*Что сделать*
1. Выпишите дословно из отрывка о Фоминском кладбище всё, начиная с «Виталий Бондарь: В» и вплоть до «отдельной – пожалуйста.».
2. Переведите на английский язык это предложение из отрывка о Фоминском кладбище: «Поначалу фирма, которая там вела строительство, нам запрещала фотографировать, вообще не хотела пускать на территорию».
╭─ Данный отрывок
Виталий Бондарь: Да ну, это чепуха, извините. Сенных рынков было очень много, как и Всесвятских кладбищ. Но, я кажется, понял, почему у вас так это отложилось в памяти: потому что, когда там началось строительство, там было предписание от управления по охране и эксплуатации: если будут найдены какие-то артефакты, то стройка должна быть остановлена. Тогда строился ЖК «Центральный»  или, может быть, тогда проект назывался иначе. И они там обнаружили останки: я туда приезжал, даже в одну из могил спускался. Поначалу фирма, которая там вела строительство, нам запрещала фотографировать, вообще не хотела пускать на территорию. Управление по охране наследия вызывало полицию, приезжали сотрудники управления, юристы, но уже было поздно. Буквально через два дня об этом появилась статья в «Краснодарских известиях», о том, что «там ничего нет». Но я свидетельствую: там, в могиле, были фрагменты гроба, были обувные подковы, кованные гвозди, примерно 60-х годов XIX века. Рядом были другие могилы. То есть это было Фоминское кладбище, это сто процентов.

Николай Петриков: Я тогда особо глубоко не вникал во всё это, это не было сферой моей компетенции. Но я помню, что, когда был поставлен вопрос о судьбе Сенного рынка, – говорили именно о том, что это памятник, что его нельзя сносить. Тогда решили, что всех торговцев переведем в крытый рынок, а здесь проведем реконструкцию и сохраним Сенной.

Виталий Бондарь: А что там сохранять? Разве что этот ряд, что по Буденного, но он – советского времени.

Николай Петриков: Ну, я не знаю, что именно собирались реконструировать, но у меня это отложилось в памяти, что нельзя. Желающих там построить было много…

Виталий Бондарь: В любом случае, когда строили этот ЖК, я предлагал, конечно, в шутку, его назвать не «ЖК Центральный», а «ЖК на Фоминском погосте». Потому что он прямо на кладбище стоит. Вообще, я должен сказать, что с точки зрения рассмотрения этого объекта вне контекста – у меня возражений нет. Я не возражаю даже против такой архитектуры, как Дворец Правосудия, например, хотя, когда его строили, я и краснодарские краеведы писали Чернову, председателю краевого суда. Нас тогда не удостоили ответа, а ведь Дворец построен в охранной зоне пяти памятников архитектуры, в том числе – и одного памятника федерального значения. Ну, это строил суд, и они ни на что не посмотрели. Такое прочтение классицизма, в принципе, имеет право на существование, это мое мнение как историка архитектуры. Но не в этом пространственном контексте! Может где-нибудь, в новом районе, на площади отдельной – пожалуйста.
╰─
╭─ Исходные данные
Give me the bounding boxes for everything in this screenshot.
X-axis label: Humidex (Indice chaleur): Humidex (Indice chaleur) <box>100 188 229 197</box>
╰─
*Ответы по порядку*
1.
Виталий Бондарь: В любом случае, когда строили этот ЖК, я предлагал, конечно, в шутку, его назвать не «ЖК Центральный», а «ЖК на Фоминском погосте». Потому что он прямо на кладбище стоит. Вообще, я должен сказать, что с точки зрения рассмотрения этого объекта вне контекста – у меня возражений нет. Я не возражаю даже против такой архитектуры, как Дворец Правосудия, например, хотя, когда его строили, я и краснодарские краеведы писали Чернову, председателю краевого суда. Нас тогда не удостоили ответа, а ведь Дворец построен в охранной зоне пяти памятников архитектуры, в том числе – и одного памятника федерального значения. Ну, это строил суд, и они ни на что не посмотрели. Такое прочтение классицизма, в принципе, имеет право на существование, это мое мнение как историка архитектуры. Но не в этом пространственном контексте! Может где-нибудь, в новом районе, на площади отдельной – пожалуйста.

2. At first, the company that was doing the construction there forbade us to take photographs and did not want to let us onto the site at all.